■ AIM OF THE EXERCISE: Check each line of the material below for "внутридомовой", then copy the ones that contain it.

■ ITEMS:
______
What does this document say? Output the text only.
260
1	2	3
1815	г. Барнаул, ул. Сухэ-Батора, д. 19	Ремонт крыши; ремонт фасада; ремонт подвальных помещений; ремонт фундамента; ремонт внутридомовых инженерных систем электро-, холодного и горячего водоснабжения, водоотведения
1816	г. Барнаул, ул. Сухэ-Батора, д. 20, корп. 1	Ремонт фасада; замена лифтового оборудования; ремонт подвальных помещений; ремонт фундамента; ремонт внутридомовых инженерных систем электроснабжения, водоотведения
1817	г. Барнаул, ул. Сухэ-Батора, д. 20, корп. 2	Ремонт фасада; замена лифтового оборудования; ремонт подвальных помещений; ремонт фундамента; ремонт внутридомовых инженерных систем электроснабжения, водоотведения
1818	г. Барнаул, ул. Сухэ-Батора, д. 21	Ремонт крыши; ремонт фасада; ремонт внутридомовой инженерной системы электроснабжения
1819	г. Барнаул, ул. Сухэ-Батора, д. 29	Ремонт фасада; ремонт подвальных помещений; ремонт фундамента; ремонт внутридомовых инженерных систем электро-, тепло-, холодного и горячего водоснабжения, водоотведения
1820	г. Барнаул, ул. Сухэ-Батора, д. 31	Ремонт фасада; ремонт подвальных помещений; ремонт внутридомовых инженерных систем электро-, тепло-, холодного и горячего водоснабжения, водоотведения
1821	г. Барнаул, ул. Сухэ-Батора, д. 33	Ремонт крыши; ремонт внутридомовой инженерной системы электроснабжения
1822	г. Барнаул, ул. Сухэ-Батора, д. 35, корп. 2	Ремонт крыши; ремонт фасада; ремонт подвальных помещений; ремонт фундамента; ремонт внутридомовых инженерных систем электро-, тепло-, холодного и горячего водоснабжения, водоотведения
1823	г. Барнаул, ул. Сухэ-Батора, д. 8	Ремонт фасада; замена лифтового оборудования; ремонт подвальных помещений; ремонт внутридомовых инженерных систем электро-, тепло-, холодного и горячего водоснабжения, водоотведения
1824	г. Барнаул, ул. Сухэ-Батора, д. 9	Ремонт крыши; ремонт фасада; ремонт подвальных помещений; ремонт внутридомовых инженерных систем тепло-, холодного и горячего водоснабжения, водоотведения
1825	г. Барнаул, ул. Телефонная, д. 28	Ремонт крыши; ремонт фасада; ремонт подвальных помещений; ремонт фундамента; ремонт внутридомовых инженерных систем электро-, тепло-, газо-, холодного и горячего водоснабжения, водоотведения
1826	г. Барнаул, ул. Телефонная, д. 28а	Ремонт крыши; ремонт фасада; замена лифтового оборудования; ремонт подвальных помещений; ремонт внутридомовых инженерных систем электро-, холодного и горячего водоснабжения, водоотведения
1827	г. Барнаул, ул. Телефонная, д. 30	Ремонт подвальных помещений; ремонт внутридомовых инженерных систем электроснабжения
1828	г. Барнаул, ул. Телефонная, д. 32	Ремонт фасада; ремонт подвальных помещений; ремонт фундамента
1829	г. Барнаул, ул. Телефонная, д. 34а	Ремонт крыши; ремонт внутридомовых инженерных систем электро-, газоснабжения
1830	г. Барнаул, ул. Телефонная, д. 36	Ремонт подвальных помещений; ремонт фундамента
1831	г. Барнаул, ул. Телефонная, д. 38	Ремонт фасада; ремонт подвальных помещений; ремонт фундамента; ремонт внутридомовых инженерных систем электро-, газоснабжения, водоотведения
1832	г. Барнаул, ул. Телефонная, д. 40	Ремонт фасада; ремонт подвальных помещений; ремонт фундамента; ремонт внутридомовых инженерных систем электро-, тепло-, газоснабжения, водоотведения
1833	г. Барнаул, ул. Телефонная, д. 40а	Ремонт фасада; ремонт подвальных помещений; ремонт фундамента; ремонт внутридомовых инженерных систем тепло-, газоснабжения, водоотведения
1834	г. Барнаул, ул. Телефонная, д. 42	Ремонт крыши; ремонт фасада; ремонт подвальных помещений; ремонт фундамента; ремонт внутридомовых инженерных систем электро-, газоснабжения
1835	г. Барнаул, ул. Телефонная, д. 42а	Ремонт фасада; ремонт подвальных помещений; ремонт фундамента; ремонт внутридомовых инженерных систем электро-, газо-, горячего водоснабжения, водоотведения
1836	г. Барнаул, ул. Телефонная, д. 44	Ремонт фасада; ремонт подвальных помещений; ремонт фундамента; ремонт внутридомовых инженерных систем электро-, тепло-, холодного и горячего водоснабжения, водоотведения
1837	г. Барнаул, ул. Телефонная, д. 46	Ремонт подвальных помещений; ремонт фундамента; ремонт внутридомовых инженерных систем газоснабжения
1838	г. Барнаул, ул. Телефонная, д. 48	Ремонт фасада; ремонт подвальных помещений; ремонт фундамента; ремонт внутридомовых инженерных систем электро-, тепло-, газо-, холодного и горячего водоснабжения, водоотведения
______
■ FINAL ANSWER:
1818	г. Барнаул, ул. Сухэ-Батора, д. 21	Ремонт крыши; ремонт фасада; ремонт внутридомовой инженерной системы электроснабжения
1821	г. Барнаул, ул. Сухэ-Батора, д. 33	Ремонт крыши; ремонт внутридомовой инженерной системы электроснабжения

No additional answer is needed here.